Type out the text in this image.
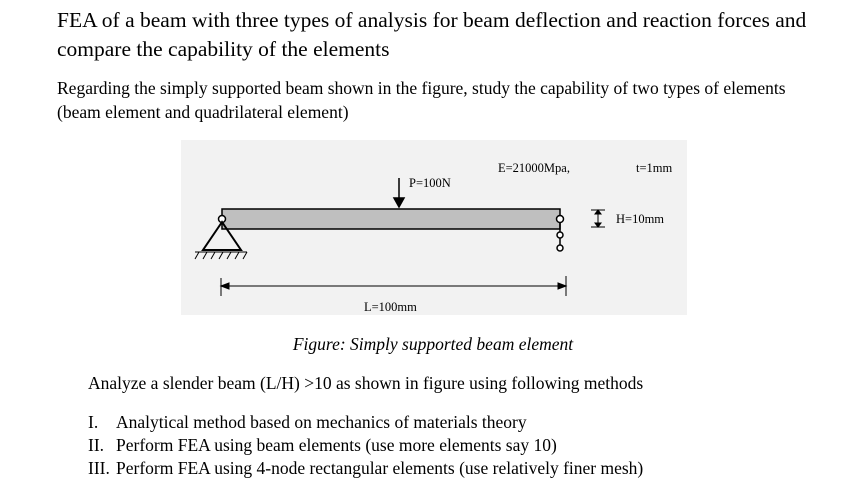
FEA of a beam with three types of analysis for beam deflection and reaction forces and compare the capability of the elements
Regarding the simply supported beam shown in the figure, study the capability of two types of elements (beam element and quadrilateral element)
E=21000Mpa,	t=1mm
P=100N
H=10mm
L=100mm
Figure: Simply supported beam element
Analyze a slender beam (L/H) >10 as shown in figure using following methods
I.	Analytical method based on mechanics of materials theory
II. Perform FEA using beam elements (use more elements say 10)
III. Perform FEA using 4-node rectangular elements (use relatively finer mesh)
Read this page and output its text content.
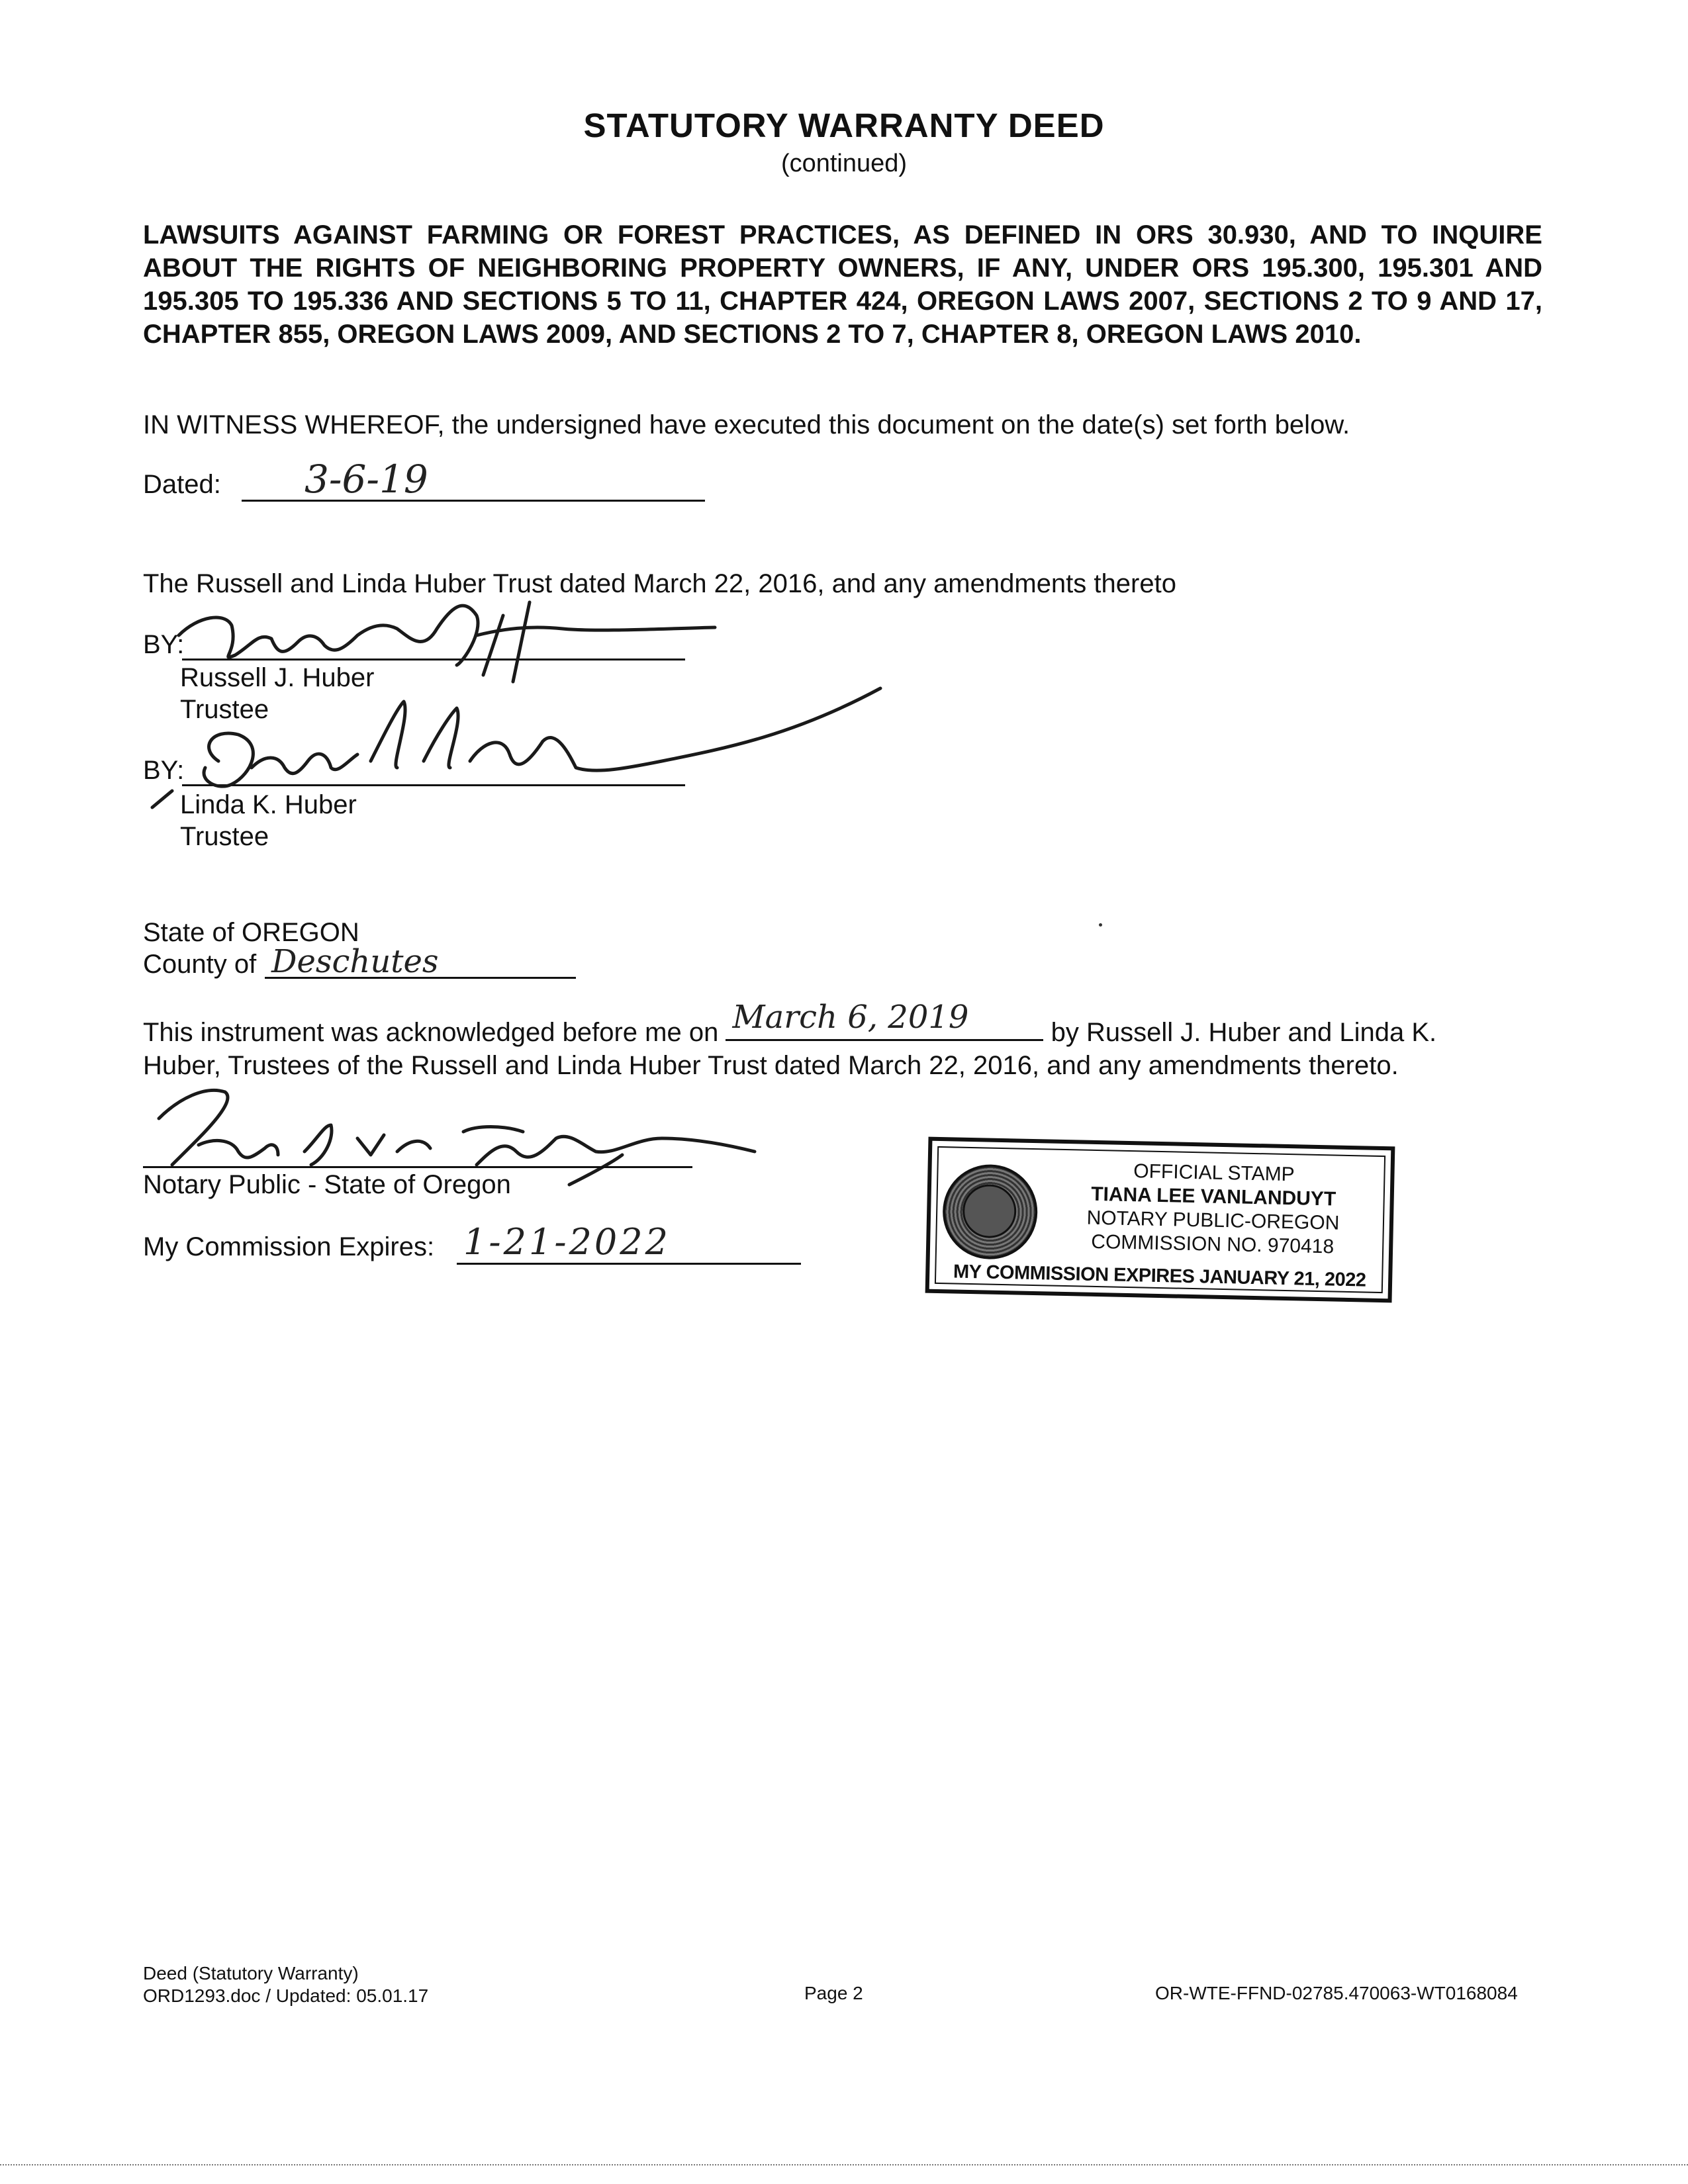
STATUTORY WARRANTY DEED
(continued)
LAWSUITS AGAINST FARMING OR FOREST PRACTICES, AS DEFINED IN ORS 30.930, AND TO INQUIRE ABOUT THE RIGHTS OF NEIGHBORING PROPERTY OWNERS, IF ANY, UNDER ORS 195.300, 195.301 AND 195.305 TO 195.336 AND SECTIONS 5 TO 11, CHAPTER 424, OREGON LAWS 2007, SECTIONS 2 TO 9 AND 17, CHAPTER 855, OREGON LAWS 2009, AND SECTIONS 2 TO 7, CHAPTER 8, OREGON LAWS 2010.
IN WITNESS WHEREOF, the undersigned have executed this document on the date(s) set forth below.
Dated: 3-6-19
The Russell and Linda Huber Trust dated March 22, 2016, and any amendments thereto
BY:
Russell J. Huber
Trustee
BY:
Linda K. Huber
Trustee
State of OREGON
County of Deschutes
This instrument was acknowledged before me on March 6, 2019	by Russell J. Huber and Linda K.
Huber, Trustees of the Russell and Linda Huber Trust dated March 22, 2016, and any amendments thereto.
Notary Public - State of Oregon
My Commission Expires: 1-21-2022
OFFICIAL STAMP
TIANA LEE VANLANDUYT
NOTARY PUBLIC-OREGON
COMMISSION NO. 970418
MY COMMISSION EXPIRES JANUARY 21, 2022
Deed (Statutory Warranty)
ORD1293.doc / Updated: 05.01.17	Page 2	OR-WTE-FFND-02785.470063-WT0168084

■ ■ ■ ■

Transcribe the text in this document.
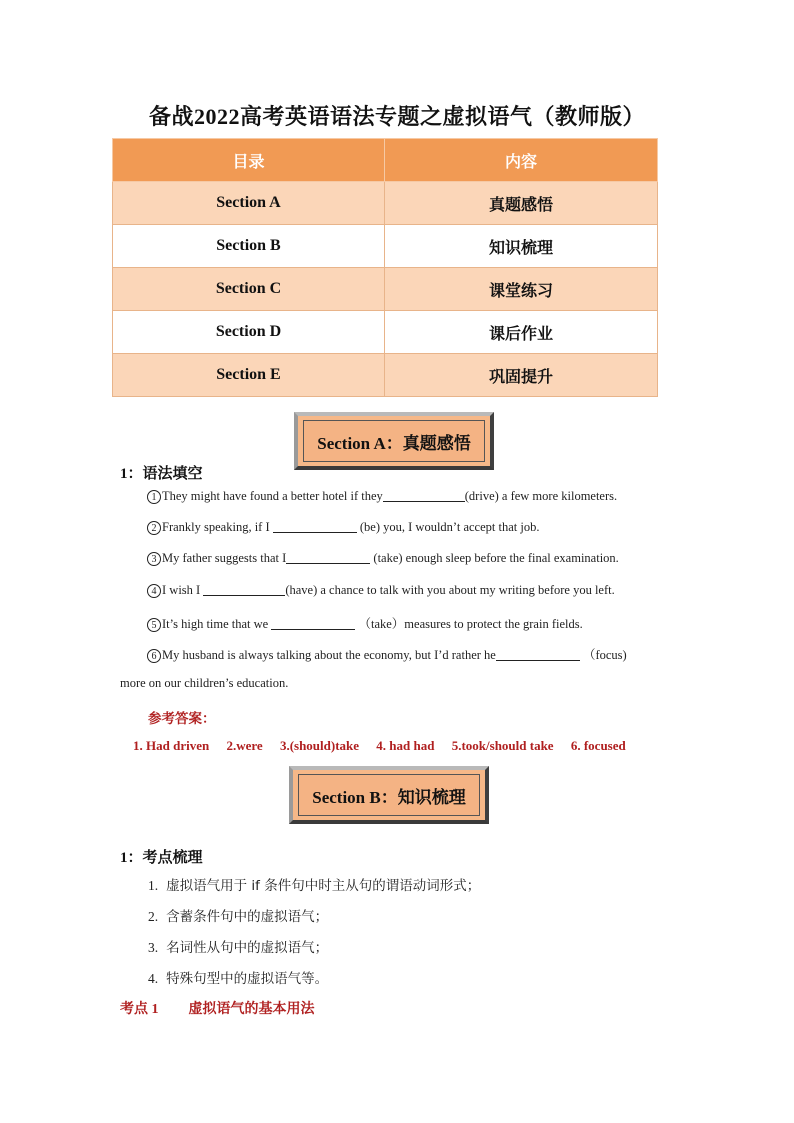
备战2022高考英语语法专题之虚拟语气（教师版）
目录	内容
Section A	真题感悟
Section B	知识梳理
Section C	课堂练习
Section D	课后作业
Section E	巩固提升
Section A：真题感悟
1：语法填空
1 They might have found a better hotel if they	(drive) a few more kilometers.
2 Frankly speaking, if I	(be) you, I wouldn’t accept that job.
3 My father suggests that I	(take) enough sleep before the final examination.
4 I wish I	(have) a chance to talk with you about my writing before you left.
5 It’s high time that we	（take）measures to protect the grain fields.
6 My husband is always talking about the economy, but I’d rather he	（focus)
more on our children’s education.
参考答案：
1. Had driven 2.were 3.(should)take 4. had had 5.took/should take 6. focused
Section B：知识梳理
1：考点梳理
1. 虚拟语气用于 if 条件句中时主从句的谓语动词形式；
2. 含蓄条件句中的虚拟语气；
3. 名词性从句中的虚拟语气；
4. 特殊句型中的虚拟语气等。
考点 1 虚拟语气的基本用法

■ ■ ■ ■

Nothing but a number is needed here: how many lines hold the string "more"?

3